§ **GEFORDERT**
Geben Sie den Abschnitt aus dem Forenbeitrag über Gaming Chairs von Secret Lab zwischen „# Gaming Chair“ und „Maxnomic zB sind?“, beide Stellen eingeschlossen, wortgetreu wieder.

§ **AUSZUG**
..........

# Gaming Chair von Secret Lab



## -MIRROR- (31. Dezember 2017)

Hey Leute,

ich bin auf die Firma Secret Lab gestoßen, die Gaming chairs herstellt und vertreibt. Bisher kannte ich nur Maxnomic und DxRacer als Hersteller guter Gaming chairs, aber die von Secret Lab scheinen auch sehr gut zu sein, nur sieht man die eher selten. Habs im Stream aus NA gesehen und da ich mir eh einen holen will, dachte ich, warum nicht einen von Secret Lab, die sehen auch sehr gut aus und ich kann nichts schlechtes über ihre Stühle finden, allerdings auch keine deutschen Testberichte oder Ähnliches. Hat jemand von euch schon einmal die Erfahrung mit Stühlen von Secret Lab machen dürfen bzw. hat sogar Ahnung davon inwiefern sie besser, schlechter oder gleich gut derer von Maxnomic zB sind?

..........

§ **ROHDATEN**
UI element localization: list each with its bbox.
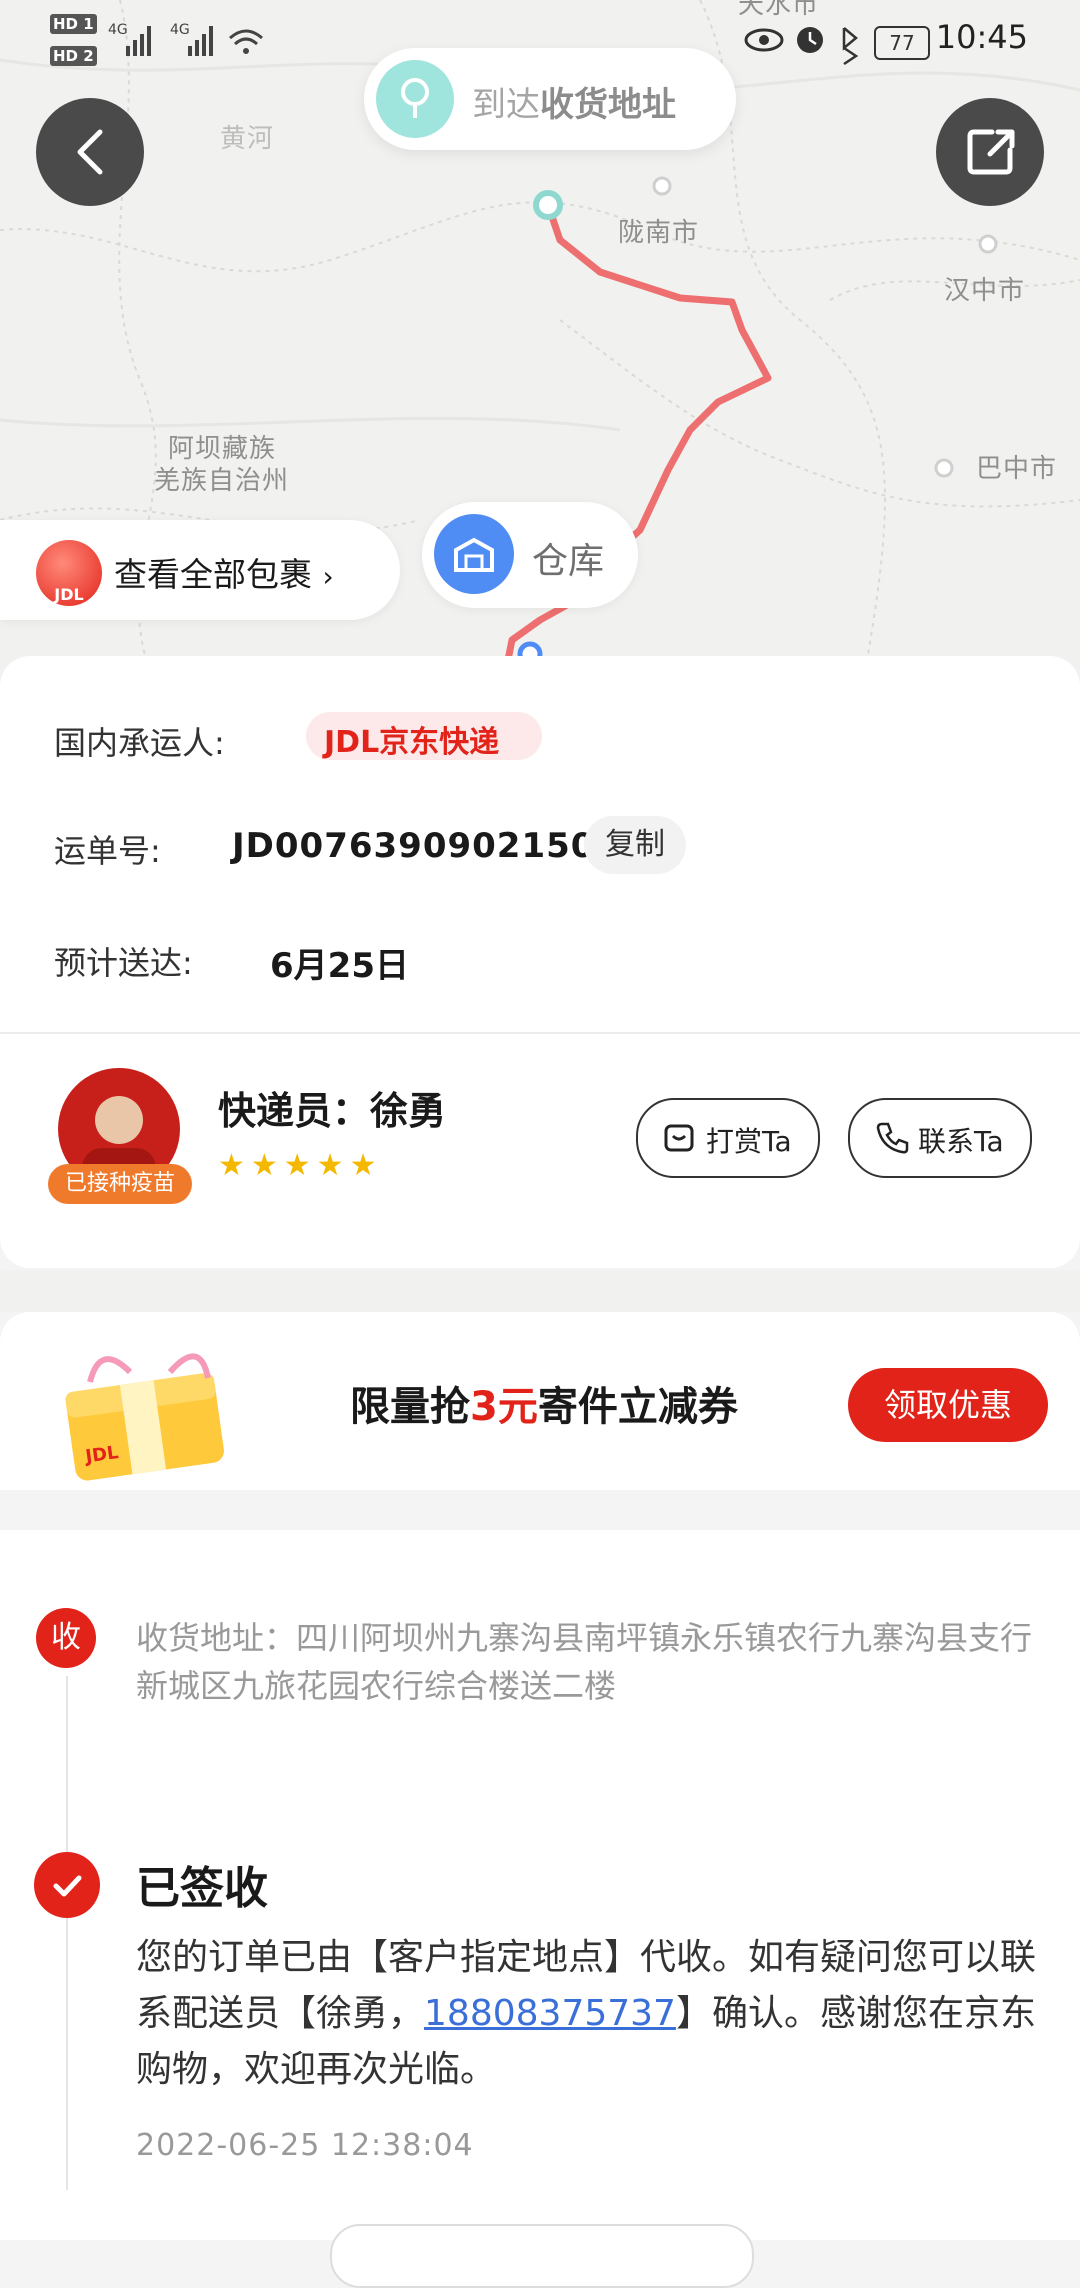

..........

§ **ANTWORT ZUR AUFGABE**
# Gaming Chair von Secret Lab



## -MIRROR- (31. Dezember 2017)

Hey Leute,

ich bin auf die Firma Secret Lab gestoßen, die Gaming chairs herstellt und vertreibt. Bisher kannte ich nur Maxnomic und DxRacer als Hersteller guter Gaming chairs, aber die von Secret Lab scheinen auch sehr gut zu sein, nur sieht man die eher selten. Habs im Stream aus NA gesehen und da ich mir eh einen holen will, dachte ich, warum nicht einen von Secret Lab, die sehen auch sehr gut aus und ich kann nichts schlechtes über ihre Stühle finden, allerdings auch keine deutschen Testberichte oder Ähnliches. Hat jemand von euch schon einmal die Erfahrung mit Stühlen von Secret Lab machen dürfen bzw. hat sogar Ahnung davon inwiefern sie besser, schlechter oder gleich gut derer von Maxnomic zB sind?